Required task: Copy exactly the run of lines that begins at the line with "Transcribe the text in this document." and ends at the final line of the entries.

** BEGIN Supplied information **

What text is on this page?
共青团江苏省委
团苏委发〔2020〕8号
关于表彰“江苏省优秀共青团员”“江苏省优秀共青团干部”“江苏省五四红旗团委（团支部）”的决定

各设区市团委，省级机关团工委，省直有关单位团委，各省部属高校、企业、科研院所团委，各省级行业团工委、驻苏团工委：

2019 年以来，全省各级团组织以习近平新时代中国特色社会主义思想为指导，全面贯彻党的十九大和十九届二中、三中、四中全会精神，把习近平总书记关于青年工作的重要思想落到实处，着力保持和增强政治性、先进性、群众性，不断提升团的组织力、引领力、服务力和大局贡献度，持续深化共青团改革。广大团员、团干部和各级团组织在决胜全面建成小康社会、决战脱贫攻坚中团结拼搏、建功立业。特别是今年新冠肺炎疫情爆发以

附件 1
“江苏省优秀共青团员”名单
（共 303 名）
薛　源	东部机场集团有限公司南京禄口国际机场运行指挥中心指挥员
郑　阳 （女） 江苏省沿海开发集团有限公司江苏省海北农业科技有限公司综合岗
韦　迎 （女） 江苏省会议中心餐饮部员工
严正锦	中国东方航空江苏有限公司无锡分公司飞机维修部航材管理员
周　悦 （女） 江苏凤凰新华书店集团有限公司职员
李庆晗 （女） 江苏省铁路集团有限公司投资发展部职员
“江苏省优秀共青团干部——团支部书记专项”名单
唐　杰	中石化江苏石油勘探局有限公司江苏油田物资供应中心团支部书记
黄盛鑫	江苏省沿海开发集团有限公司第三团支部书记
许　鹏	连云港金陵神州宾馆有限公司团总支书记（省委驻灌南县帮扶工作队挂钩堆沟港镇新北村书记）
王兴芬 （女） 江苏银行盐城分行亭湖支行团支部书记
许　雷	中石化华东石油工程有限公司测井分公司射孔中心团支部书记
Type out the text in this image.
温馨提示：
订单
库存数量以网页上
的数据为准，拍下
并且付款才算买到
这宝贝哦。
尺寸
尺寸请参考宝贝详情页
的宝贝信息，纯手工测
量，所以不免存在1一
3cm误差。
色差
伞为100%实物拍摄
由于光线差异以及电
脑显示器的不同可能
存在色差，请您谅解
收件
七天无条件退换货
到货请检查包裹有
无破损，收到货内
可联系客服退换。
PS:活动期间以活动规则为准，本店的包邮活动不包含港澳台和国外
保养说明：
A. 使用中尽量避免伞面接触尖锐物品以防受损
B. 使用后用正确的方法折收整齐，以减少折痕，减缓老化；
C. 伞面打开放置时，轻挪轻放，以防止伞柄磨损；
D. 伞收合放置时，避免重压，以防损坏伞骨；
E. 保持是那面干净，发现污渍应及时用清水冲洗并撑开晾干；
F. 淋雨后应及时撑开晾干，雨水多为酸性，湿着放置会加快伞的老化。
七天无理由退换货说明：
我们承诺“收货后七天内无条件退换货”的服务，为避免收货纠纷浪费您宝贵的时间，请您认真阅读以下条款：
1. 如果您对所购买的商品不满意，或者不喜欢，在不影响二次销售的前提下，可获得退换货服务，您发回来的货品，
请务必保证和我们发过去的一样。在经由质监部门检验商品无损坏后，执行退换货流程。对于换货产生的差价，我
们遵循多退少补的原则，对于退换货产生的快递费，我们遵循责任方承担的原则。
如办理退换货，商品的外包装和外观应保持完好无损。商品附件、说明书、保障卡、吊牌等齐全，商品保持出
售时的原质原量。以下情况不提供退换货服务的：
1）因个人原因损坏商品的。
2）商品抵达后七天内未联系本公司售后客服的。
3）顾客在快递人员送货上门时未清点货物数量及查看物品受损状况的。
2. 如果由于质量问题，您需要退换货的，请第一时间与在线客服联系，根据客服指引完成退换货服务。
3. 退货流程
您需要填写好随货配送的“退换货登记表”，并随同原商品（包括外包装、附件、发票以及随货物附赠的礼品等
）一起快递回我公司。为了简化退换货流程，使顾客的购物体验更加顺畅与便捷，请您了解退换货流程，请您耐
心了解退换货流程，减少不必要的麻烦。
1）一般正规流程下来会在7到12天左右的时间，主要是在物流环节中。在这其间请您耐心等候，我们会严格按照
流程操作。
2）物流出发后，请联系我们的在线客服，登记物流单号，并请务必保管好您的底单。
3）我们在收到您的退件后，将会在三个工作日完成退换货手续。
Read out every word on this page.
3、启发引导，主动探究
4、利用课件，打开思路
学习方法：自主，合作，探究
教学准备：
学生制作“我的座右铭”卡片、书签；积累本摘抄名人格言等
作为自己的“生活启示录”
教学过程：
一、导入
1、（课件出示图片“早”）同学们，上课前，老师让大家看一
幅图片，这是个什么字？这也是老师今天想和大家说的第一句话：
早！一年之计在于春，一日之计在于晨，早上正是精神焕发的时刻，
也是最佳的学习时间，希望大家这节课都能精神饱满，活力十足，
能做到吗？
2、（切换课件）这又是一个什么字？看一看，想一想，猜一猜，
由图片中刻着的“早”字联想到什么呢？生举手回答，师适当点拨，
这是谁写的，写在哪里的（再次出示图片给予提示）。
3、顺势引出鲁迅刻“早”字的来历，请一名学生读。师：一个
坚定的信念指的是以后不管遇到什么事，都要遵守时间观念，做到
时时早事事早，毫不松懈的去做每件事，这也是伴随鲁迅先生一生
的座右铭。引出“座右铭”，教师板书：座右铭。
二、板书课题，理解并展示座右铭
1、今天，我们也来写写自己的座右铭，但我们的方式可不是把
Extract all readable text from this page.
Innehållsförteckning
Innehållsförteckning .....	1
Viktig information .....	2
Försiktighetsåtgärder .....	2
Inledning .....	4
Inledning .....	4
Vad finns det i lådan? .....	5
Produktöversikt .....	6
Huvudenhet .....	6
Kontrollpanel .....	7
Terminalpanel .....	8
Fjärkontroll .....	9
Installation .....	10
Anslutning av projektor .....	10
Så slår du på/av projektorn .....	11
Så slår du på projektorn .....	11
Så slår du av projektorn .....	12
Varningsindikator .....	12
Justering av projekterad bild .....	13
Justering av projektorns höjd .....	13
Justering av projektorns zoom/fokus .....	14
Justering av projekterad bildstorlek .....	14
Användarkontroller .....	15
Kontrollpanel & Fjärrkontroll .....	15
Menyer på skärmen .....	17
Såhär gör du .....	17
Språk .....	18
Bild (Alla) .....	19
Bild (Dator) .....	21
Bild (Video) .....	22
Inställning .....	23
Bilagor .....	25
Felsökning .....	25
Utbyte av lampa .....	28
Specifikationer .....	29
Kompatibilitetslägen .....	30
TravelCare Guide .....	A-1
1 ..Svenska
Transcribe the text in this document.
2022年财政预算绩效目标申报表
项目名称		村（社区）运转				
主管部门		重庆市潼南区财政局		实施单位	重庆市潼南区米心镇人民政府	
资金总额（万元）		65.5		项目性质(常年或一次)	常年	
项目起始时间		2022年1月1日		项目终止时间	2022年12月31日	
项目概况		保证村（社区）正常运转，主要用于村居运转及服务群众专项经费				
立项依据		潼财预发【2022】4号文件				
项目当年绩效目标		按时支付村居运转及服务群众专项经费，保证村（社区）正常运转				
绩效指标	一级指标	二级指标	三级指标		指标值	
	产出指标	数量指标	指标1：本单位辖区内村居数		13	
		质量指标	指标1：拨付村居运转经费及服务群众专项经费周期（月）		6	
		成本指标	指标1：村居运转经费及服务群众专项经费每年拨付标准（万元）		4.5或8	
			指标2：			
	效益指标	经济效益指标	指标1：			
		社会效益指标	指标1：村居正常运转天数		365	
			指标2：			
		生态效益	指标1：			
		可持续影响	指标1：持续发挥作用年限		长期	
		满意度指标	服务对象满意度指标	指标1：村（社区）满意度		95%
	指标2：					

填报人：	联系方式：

** END Supplied information **

Task result:
Transcribe the text in this document.
2022年财政预算绩效目标申报表
项目名称		村（社区）运转				
主管部门		重庆市潼南区财政局		实施单位	重庆市潼南区米心镇人民政府	
资金总额（万元）		65.5		项目性质(常年或一次)	常年	
项目起始时间		2022年1月1日		项目终止时间	2022年12月31日	
项目概况		保证村（社区）正常运转，主要用于村居运转及服务群众专项经费				
立项依据		潼财预发【2022】4号文件				
项目当年绩效目标		按时支付村居运转及服务群众专项经费，保证村（社区）正常运转				
绩效指标	一级指标	二级指标	三级指标		指标值	
	产出指标	数量指标	指标1：本单位辖区内村居数		13	
		质量指标	指标1：拨付村居运转经费及服务群众专项经费周期（月）		6	
		成本指标	指标1：村居运转经费及服务群众专项经费每年拨付标准（万元）		4.5或8	
			指标2：			
	效益指标	经济效益指标	指标1：			
		社会效益指标	指标1：村居正常运转天数		365	
			指标2：			
		生态效益	指标1：			
		可持续影响	指标1：持续发挥作用年限		长期	
		满意度指标	服务对象满意度指标	指标1：村（社区）满意度		95%
	指标2：					

填报人：	联系方式：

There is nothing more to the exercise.